Data listing
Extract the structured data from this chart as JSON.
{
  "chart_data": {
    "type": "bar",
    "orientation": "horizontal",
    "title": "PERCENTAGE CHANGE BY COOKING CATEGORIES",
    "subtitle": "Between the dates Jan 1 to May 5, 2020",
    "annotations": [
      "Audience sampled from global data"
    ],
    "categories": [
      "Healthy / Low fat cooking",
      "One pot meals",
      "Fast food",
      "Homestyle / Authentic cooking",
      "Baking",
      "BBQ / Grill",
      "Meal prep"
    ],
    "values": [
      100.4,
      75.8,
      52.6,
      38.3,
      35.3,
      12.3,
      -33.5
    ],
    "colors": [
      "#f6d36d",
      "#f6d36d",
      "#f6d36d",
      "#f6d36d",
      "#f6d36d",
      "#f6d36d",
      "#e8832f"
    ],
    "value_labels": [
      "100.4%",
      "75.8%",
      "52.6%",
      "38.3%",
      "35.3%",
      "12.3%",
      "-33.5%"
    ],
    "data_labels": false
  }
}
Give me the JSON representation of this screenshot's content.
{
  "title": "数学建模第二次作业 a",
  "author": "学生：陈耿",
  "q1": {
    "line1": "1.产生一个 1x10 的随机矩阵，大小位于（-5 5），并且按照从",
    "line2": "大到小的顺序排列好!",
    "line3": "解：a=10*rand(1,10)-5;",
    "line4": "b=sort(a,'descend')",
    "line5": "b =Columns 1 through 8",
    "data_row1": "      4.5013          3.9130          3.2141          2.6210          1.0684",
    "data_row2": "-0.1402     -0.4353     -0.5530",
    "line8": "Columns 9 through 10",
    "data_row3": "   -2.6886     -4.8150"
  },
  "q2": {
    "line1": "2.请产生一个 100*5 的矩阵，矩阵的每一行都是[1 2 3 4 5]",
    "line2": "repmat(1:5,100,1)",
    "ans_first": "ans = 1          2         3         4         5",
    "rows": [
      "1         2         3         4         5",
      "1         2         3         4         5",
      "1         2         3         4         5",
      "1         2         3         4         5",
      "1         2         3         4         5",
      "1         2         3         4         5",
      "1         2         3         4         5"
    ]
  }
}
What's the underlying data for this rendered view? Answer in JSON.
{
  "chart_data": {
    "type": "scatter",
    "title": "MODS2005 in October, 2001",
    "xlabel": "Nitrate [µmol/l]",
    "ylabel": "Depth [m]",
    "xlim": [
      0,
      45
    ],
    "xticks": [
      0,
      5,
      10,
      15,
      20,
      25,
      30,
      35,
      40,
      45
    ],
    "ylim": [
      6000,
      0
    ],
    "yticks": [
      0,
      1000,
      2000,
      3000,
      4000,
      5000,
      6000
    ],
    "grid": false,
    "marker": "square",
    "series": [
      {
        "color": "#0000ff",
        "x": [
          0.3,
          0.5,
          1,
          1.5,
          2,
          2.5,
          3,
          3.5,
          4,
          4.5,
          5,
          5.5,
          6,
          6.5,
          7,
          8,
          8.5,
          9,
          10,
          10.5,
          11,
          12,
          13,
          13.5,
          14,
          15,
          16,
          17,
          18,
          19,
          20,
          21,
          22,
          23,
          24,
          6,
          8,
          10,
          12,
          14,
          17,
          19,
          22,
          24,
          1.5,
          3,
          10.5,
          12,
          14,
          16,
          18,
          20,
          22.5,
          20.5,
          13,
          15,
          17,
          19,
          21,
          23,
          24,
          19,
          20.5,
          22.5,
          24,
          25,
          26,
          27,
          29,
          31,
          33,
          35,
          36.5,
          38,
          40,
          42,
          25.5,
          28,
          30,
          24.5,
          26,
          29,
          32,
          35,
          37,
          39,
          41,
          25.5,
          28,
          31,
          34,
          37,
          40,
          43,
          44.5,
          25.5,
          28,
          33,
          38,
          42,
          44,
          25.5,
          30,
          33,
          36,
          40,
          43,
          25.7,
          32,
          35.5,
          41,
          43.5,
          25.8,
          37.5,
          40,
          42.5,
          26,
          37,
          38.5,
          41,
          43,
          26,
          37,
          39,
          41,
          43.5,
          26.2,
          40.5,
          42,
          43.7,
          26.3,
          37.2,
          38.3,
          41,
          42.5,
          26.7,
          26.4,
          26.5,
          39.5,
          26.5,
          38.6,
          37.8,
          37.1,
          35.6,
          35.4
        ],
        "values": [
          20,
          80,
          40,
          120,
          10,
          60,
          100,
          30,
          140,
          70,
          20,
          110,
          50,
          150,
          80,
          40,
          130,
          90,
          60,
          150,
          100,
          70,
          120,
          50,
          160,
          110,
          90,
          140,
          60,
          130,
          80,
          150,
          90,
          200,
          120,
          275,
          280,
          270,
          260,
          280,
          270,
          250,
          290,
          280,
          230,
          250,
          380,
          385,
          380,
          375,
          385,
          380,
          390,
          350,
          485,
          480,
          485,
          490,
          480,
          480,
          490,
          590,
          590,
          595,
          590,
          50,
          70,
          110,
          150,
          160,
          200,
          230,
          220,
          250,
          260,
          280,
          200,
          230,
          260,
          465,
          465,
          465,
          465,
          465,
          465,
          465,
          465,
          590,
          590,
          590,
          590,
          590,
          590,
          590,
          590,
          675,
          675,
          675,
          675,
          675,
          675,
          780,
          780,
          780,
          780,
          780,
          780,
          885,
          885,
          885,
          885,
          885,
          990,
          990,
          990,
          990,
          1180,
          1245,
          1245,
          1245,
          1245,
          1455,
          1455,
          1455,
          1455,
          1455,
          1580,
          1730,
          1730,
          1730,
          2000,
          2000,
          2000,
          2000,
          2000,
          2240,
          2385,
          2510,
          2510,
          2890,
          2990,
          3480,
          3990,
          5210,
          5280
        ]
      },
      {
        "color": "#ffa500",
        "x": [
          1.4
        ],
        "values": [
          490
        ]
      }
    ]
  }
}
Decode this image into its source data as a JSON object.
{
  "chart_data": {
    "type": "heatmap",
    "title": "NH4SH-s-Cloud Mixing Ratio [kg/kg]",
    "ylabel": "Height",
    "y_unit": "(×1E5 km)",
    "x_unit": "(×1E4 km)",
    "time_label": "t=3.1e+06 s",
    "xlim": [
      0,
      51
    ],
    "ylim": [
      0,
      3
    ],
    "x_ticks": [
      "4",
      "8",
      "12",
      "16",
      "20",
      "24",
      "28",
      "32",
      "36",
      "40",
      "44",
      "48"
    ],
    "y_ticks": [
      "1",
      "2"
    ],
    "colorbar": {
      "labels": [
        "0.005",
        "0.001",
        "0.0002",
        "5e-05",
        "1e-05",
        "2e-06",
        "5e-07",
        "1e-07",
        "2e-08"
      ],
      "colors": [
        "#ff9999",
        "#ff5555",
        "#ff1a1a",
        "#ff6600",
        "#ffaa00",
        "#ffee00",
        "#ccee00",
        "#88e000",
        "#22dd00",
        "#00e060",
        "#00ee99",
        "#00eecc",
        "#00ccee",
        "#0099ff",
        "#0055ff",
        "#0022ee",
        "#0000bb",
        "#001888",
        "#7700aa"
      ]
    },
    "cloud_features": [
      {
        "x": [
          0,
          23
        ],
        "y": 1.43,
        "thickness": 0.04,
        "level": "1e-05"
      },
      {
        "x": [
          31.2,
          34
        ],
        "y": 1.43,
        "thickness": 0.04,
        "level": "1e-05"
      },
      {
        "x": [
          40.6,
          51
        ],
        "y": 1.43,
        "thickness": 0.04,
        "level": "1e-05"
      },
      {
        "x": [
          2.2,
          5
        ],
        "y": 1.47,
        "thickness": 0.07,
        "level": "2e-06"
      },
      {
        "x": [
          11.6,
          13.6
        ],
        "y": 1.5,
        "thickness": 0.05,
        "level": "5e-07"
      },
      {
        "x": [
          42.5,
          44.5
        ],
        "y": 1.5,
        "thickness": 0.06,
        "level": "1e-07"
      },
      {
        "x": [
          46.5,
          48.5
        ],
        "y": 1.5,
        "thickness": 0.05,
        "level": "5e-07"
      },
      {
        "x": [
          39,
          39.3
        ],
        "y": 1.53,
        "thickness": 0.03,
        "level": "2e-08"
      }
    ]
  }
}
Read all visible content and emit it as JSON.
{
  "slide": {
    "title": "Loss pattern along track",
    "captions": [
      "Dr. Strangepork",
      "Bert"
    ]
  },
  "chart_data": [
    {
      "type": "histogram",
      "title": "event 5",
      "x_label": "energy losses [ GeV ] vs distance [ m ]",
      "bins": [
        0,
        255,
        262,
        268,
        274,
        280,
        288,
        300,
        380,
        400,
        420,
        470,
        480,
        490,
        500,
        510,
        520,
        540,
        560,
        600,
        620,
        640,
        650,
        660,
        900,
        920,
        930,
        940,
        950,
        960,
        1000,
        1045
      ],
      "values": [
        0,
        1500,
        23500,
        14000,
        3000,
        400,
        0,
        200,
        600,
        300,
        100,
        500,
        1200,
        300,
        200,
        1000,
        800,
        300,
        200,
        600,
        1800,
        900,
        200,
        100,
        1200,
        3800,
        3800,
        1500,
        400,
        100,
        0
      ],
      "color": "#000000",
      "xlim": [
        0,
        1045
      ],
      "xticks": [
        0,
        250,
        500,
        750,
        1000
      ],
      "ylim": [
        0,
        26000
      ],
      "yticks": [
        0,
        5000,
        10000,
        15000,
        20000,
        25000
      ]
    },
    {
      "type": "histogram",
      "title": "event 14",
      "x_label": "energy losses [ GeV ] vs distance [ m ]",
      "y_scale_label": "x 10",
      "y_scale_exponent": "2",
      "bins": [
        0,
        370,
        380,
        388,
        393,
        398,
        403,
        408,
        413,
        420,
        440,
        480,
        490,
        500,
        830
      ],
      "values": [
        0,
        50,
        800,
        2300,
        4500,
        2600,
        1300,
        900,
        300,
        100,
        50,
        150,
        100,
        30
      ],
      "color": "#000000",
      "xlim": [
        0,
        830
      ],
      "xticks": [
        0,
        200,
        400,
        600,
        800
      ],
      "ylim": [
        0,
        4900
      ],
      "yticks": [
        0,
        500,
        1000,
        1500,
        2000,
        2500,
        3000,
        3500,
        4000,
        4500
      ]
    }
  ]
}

▶ [Task statement] Look through the entries and return every line where "this" appears.

▶ [Task result]
Extract the structured data from this chart as JSON.
Give me the JSON representation of this screenshot's content.
What's the underlying data for this rendered view? Answer in JSON.
Decode this image into its source data as a JSON object.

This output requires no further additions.